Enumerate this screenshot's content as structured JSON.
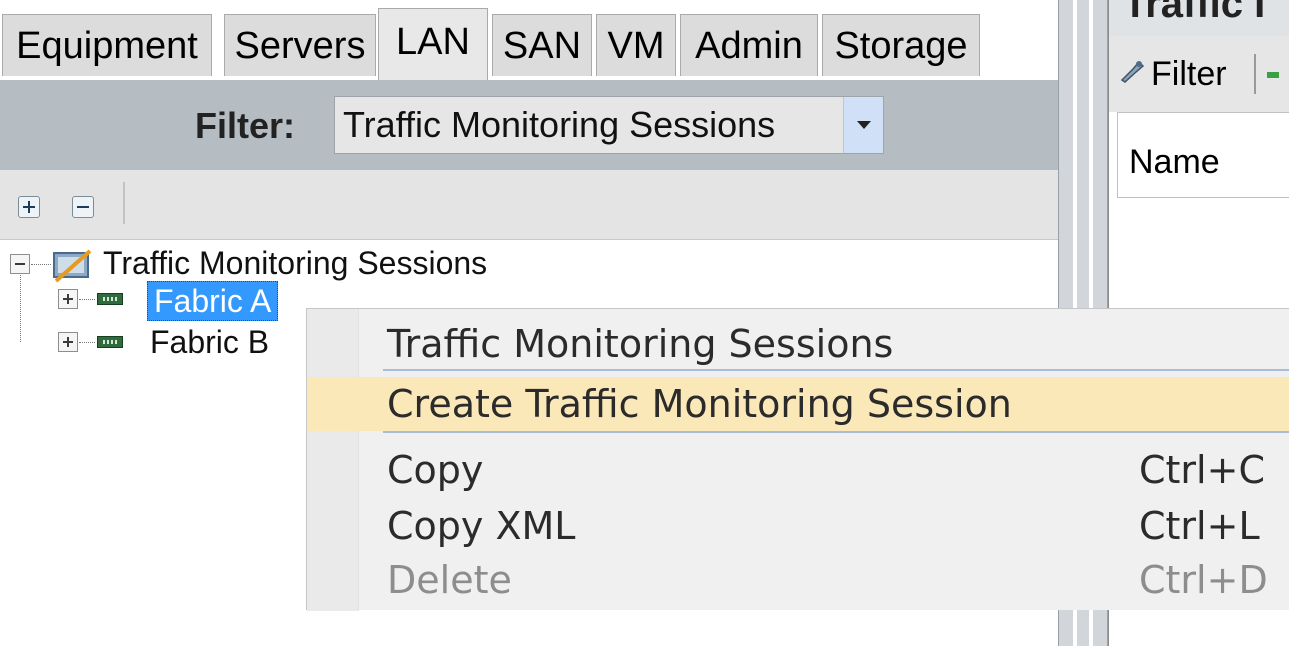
{
  "tabs": [
    {
      "label": "Equipment",
      "active": false
    },
    {
      "label": "Servers",
      "active": false
    },
    {
      "label": "LAN",
      "active": true
    },
    {
      "label": "SAN",
      "active": false
    },
    {
      "label": "VM",
      "active": false
    },
    {
      "label": "Admin",
      "active": false
    },
    {
      "label": "Storage",
      "active": false
    }
  ],
  "filter": {
    "label": "Filter:",
    "value": "Traffic Monitoring Sessions"
  },
  "tree": {
    "root": {
      "label": "Traffic Monitoring Sessions",
      "expanded": true
    },
    "children": [
      {
        "label": "Fabric A",
        "selected": true,
        "expanded": false
      },
      {
        "label": "Fabric B",
        "selected": false,
        "expanded": false
      }
    ]
  },
  "right_pane": {
    "title": "Traffic I",
    "toolbar_filter_label": "Filter",
    "column_header": "Name"
  },
  "context_menu": {
    "items": [
      {
        "label": "Traffic Monitoring Sessions",
        "shortcut": "",
        "highlighted": false,
        "disabled": false
      },
      {
        "label": "Create Traffic Monitoring Session",
        "shortcut": "",
        "highlighted": true,
        "disabled": false
      },
      {
        "label": "Copy",
        "shortcut": "Ctrl+C",
        "highlighted": false,
        "disabled": false
      },
      {
        "label": "Copy XML",
        "shortcut": "Ctrl+L",
        "highlighted": false,
        "disabled": false
      },
      {
        "label": "Delete",
        "shortcut": "Ctrl+D",
        "highlighted": false,
        "disabled": true
      }
    ]
  },
  "colors": {
    "selection": "#3399ff",
    "menu_highlight": "#fbe8b8",
    "filter_bar": "#b5bcc2"
  }
}
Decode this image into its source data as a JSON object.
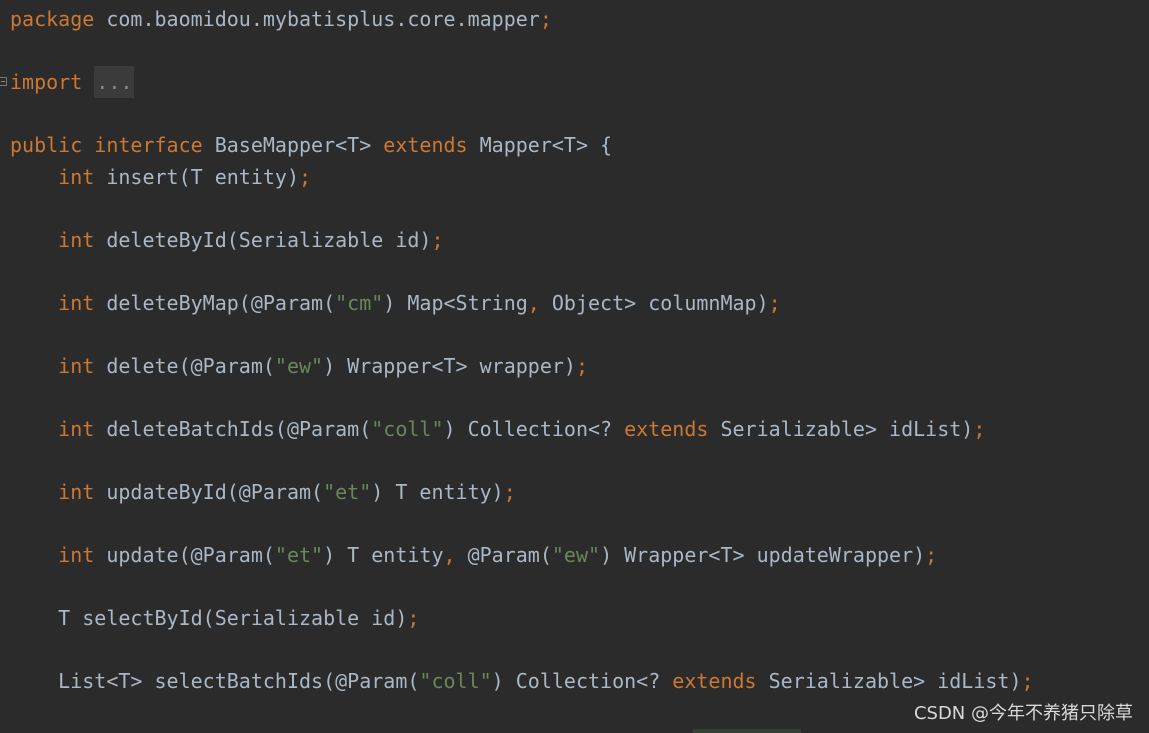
{
  "colors": {
    "background": "#2b2b2b",
    "keyword": "#cc7832",
    "identifier": "#a9b7c6",
    "string": "#6a8759"
  },
  "code": [
    [
      [
        "kw",
        "package"
      ],
      [
        "id",
        " com.baomidou.mybatisplus.core.mapper"
      ],
      [
        "kw",
        ";"
      ]
    ],
    [],
    [
      [
        "kw",
        "import"
      ],
      [
        "id",
        " "
      ],
      [
        "fold",
        "..."
      ]
    ],
    [],
    [
      [
        "kw",
        "public interface"
      ],
      [
        "id",
        " BaseMapper<T> "
      ],
      [
        "kw",
        "extends"
      ],
      [
        "id",
        " Mapper<T> {"
      ]
    ],
    [
      [
        "id",
        "    "
      ],
      [
        "kw",
        "int"
      ],
      [
        "id",
        " insert(T entity)"
      ],
      [
        "kw",
        ";"
      ]
    ],
    [],
    [
      [
        "id",
        "    "
      ],
      [
        "kw",
        "int"
      ],
      [
        "id",
        " deleteById(Serializable id)"
      ],
      [
        "kw",
        ";"
      ]
    ],
    [],
    [
      [
        "id",
        "    "
      ],
      [
        "kw",
        "int"
      ],
      [
        "id",
        " deleteByMap(@Param("
      ],
      [
        "str",
        "\"cm\""
      ],
      [
        "id",
        ") Map<String"
      ],
      [
        "kw",
        ","
      ],
      [
        "id",
        " Object> columnMap)"
      ],
      [
        "kw",
        ";"
      ]
    ],
    [],
    [
      [
        "id",
        "    "
      ],
      [
        "kw",
        "int"
      ],
      [
        "id",
        " delete(@Param("
      ],
      [
        "str",
        "\"ew\""
      ],
      [
        "id",
        ") Wrapper<T> wrapper)"
      ],
      [
        "kw",
        ";"
      ]
    ],
    [],
    [
      [
        "id",
        "    "
      ],
      [
        "kw",
        "int"
      ],
      [
        "id",
        " deleteBatchIds(@Param("
      ],
      [
        "str",
        "\"coll\""
      ],
      [
        "id",
        ") Collection<? "
      ],
      [
        "kw",
        "extends"
      ],
      [
        "id",
        " Serializable> idList)"
      ],
      [
        "kw",
        ";"
      ]
    ],
    [],
    [
      [
        "id",
        "    "
      ],
      [
        "kw",
        "int"
      ],
      [
        "id",
        " updateById(@Param("
      ],
      [
        "str",
        "\"et\""
      ],
      [
        "id",
        ") T entity)"
      ],
      [
        "kw",
        ";"
      ]
    ],
    [],
    [
      [
        "id",
        "    "
      ],
      [
        "kw",
        "int"
      ],
      [
        "id",
        " update(@Param("
      ],
      [
        "str",
        "\"et\""
      ],
      [
        "id",
        ") T entity"
      ],
      [
        "kw",
        ","
      ],
      [
        "id",
        " @Param("
      ],
      [
        "str",
        "\"ew\""
      ],
      [
        "id",
        ") Wrapper<T> updateWrapper)"
      ],
      [
        "kw",
        ";"
      ]
    ],
    [],
    [
      [
        "id",
        "    T selectById(Serializable id)"
      ],
      [
        "kw",
        ";"
      ]
    ],
    [],
    [
      [
        "id",
        "    List<T> selectBatchIds(@Param("
      ],
      [
        "str",
        "\"coll\""
      ],
      [
        "id",
        ") Collection<? "
      ],
      [
        "kw",
        "extends"
      ],
      [
        "id",
        " Serializable> idList)"
      ],
      [
        "kw",
        ";"
      ]
    ]
  ],
  "watermark": "CSDN @今年不养猪只除草"
}
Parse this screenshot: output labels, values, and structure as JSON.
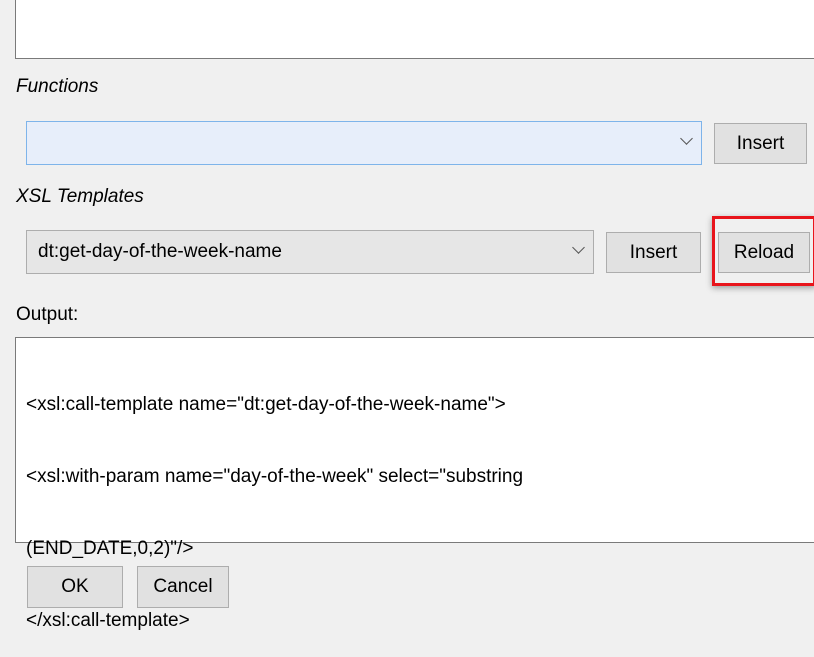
{
  "functions": {
    "label": "Functions",
    "selected": "",
    "insert_label": "Insert"
  },
  "xsl_templates": {
    "label": "XSL Templates",
    "selected": "dt:get-day-of-the-week-name",
    "insert_label": "Insert",
    "reload_label": "Reload"
  },
  "output": {
    "label": "Output:",
    "lines": [
      "<xsl:call-template name=\"dt:get-day-of-the-week-name\">",
      "<xsl:with-param name=\"day-of-the-week\" select=\"substring",
      "(END_DATE,0,2)\"/>",
      "</xsl:call-template>"
    ]
  },
  "footer": {
    "ok_label": "OK",
    "cancel_label": "Cancel"
  }
}
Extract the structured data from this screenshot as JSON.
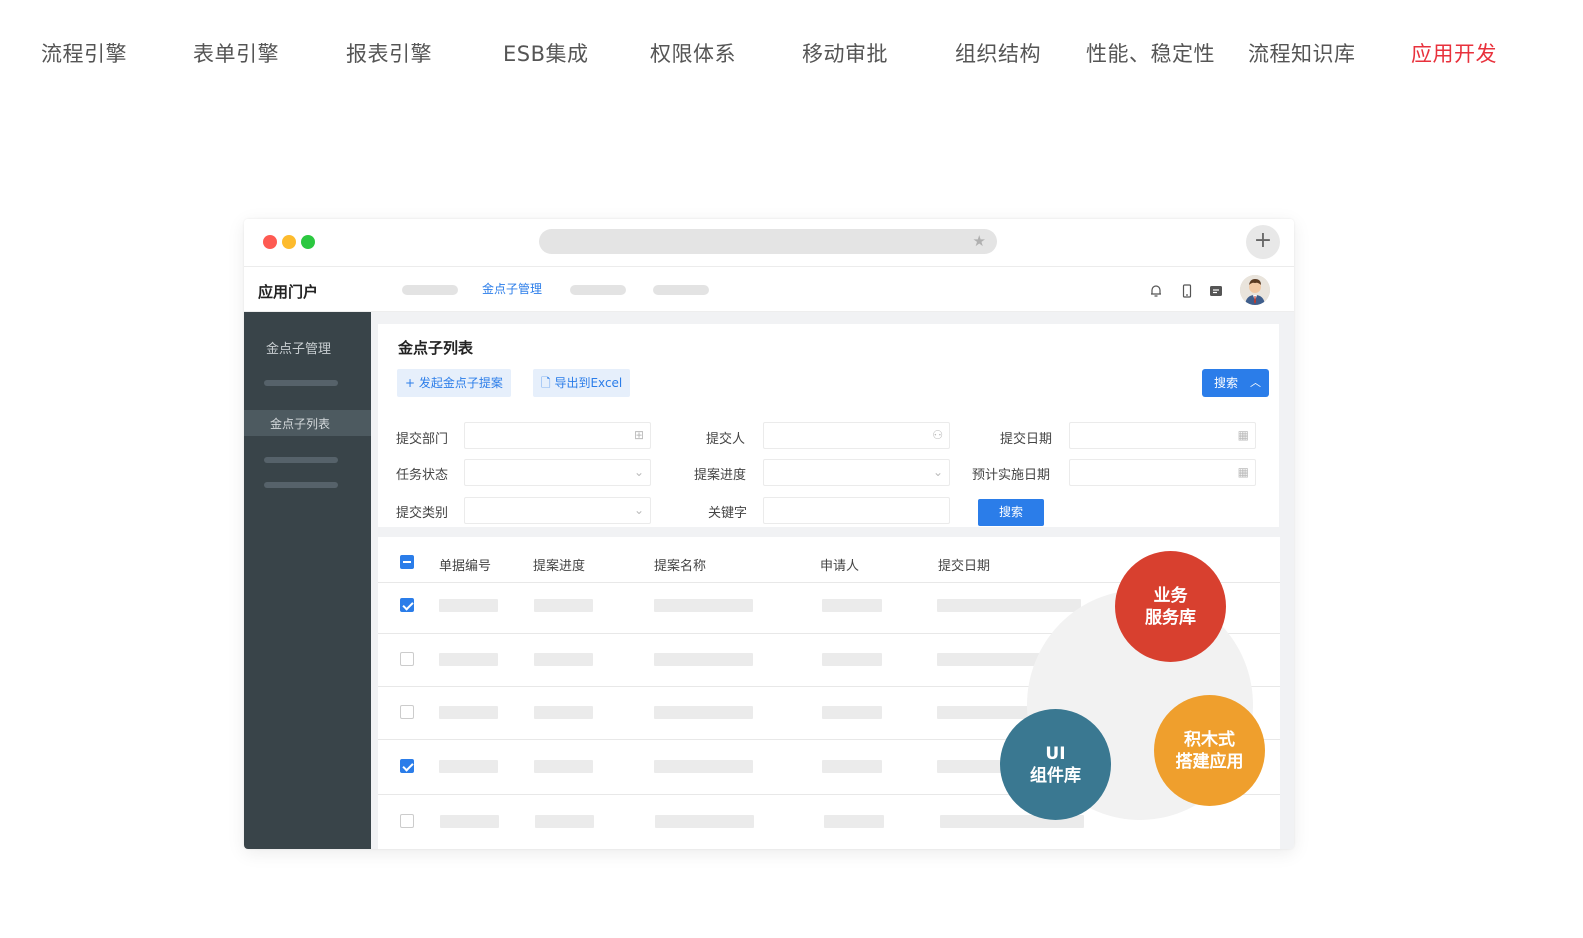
{
  "topnav": {
    "items": [
      {
        "label": "流程引擎"
      },
      {
        "label": "表单引擎"
      },
      {
        "label": "报表引擎"
      },
      {
        "label": "ESB集成"
      },
      {
        "label": "权限体系"
      },
      {
        "label": "移动审批"
      },
      {
        "label": "组织结构"
      },
      {
        "label": "性能、稳定性"
      },
      {
        "label": "流程知识库"
      },
      {
        "label": "应用开发"
      }
    ],
    "active_color": "#e8313c"
  },
  "browser": {
    "traffic_lights": [
      "#fe5a52",
      "#fdbb2d",
      "#2bc840"
    ],
    "new_tab_icon": "plus-icon",
    "bookmark_icon": "star-icon"
  },
  "app": {
    "brand": "应用门户",
    "active_tab": "金点子管理",
    "header_icons": [
      "bell-icon",
      "mobile-icon",
      "message-icon",
      "avatar"
    ],
    "accent": "#2b7de9"
  },
  "sidebar": {
    "title": "金点子管理",
    "active_item": "金点子列表"
  },
  "main": {
    "list_title": "金点子列表",
    "actions": {
      "create": "发起金点子提案",
      "export": "导出到Excel",
      "search_toggle": "搜索"
    },
    "filters": {
      "dept": "提交部门",
      "submitter": "提交人",
      "submit_date": "提交日期",
      "task_status": "任务状态",
      "progress": "提案进度",
      "plan_date": "预计实施日期",
      "category": "提交类别",
      "keyword": "关键字",
      "search_button": "搜索"
    },
    "table": {
      "columns": [
        "单据编号",
        "提案进度",
        "提案名称",
        "申请人",
        "提交日期"
      ],
      "rows_checked": [
        true,
        false,
        false,
        true,
        false
      ]
    }
  },
  "features": {
    "business": {
      "line1": "业务",
      "line2": "服务库",
      "color": "#d8402f"
    },
    "ui": {
      "line1": "UI",
      "line2": "组件库",
      "color": "#3a7891"
    },
    "blocks": {
      "line1": "积木式",
      "line2": "搭建应用",
      "color": "#ef9f2d"
    }
  }
}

▬▬▬▬▬▬▬▬▬▬

**WRITTEN EXERCISE**
Lines holding the word "Monitoring" in the entries above are the ones to pull out. Copy them all.

**RESULT OF THE TASK**
    "value": "Traffic Monitoring Sessions"
      "label": "Traffic Monitoring Sessions",
        "label": "Traffic Monitoring Sessions",
        "label": "Create Traffic Monitoring Session",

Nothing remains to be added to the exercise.